Dataset entries

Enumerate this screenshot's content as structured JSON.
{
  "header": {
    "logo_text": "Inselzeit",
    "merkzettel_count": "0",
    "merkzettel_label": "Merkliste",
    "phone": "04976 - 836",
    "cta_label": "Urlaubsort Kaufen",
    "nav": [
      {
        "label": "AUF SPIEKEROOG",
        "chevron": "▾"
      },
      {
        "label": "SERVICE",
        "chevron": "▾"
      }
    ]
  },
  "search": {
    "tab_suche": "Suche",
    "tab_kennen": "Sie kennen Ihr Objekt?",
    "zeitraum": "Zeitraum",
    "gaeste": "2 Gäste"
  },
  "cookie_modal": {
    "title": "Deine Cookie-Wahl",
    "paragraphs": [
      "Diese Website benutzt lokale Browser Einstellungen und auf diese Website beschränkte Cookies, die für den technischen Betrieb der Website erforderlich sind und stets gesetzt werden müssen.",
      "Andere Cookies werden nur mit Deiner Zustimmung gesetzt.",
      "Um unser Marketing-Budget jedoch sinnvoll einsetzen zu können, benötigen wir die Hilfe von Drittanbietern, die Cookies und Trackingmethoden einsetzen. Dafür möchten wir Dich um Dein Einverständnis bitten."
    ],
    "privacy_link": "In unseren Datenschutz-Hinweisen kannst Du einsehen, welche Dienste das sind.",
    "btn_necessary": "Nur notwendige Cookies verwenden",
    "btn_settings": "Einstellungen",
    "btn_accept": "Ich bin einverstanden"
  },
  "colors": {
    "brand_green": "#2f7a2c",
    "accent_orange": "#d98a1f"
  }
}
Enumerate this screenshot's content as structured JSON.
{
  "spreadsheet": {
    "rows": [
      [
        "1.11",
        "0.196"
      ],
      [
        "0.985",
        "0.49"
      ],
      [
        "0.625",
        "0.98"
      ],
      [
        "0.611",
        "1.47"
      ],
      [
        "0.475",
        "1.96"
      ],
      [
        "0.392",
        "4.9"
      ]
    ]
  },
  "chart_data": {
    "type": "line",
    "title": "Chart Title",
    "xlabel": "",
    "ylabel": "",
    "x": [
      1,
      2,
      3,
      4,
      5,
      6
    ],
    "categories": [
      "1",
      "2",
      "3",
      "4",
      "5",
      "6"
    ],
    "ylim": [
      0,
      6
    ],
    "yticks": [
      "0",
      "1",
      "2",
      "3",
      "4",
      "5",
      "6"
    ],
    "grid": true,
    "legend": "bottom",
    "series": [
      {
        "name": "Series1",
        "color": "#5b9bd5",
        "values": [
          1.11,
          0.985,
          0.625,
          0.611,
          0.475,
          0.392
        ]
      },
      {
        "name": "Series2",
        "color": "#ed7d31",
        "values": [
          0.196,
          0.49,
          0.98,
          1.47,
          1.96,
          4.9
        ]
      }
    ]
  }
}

_To do:_ Quote the whole listing above, leaving nothing out.

_Written response:_
Enumerate this screenshot's content as structured JSON.
{
  "header": {
    "logo_text": "Inselzeit",
    "merkzettel_count": "0",
    "merkzettel_label": "Merkliste",
    "phone": "04976 - 836",
    "cta_label": "Urlaubsort Kaufen",
    "nav": [
      {
        "label": "AUF SPIEKEROOG",
        "chevron": "▾"
      },
      {
        "label": "SERVICE",
        "chevron": "▾"
      }
    ]
  },
  "search": {
    "tab_suche": "Suche",
    "tab_kennen": "Sie kennen Ihr Objekt?",
    "zeitraum": "Zeitraum",
    "gaeste": "2 Gäste"
  },
  "cookie_modal": {
    "title": "Deine Cookie-Wahl",
    "paragraphs": [
      "Diese Website benutzt lokale Browser Einstellungen und auf diese Website beschränkte Cookies, die für den technischen Betrieb der Website erforderlich sind und stets gesetzt werden müssen.",
      "Andere Cookies werden nur mit Deiner Zustimmung gesetzt.",
      "Um unser Marketing-Budget jedoch sinnvoll einsetzen zu können, benötigen wir die Hilfe von Drittanbietern, die Cookies und Trackingmethoden einsetzen. Dafür möchten wir Dich um Dein Einverständnis bitten."
    ],
    "privacy_link": "In unseren Datenschutz-Hinweisen kannst Du einsehen, welche Dienste das sind.",
    "btn_necessary": "Nur notwendige Cookies verwenden",
    "btn_settings": "Einstellungen",
    "btn_accept": "Ich bin einverstanden"
  },
  "colors": {
    "brand_green": "#2f7a2c",
    "accent_orange": "#d98a1f"
  }
}
Enumerate this screenshot's content as structured JSON.
{
  "spreadsheet": {
    "rows": [
      [
        "1.11",
        "0.196"
      ],
      [
        "0.985",
        "0.49"
      ],
      [
        "0.625",
        "0.98"
      ],
      [
        "0.611",
        "1.47"
      ],
      [
        "0.475",
        "1.96"
      ],
      [
        "0.392",
        "4.9"
      ]
    ]
  },
  "chart_data": {
    "type": "line",
    "title": "Chart Title",
    "xlabel": "",
    "ylabel": "",
    "x": [
      1,
      2,
      3,
      4,
      5,
      6
    ],
    "categories": [
      "1",
      "2",
      "3",
      "4",
      "5",
      "6"
    ],
    "ylim": [
      0,
      6
    ],
    "yticks": [
      "0",
      "1",
      "2",
      "3",
      "4",
      "5",
      "6"
    ],
    "grid": true,
    "legend": "bottom",
    "series": [
      {
        "name": "Series1",
        "color": "#5b9bd5",
        "values": [
          1.11,
          0.985,
          0.625,
          0.611,
          0.475,
          0.392
        ]
      },
      {
        "name": "Series2",
        "color": "#ed7d31",
        "values": [
          0.196,
          0.49,
          0.98,
          1.47,
          1.96,
          4.9
        ]
      }
    ]
  }
}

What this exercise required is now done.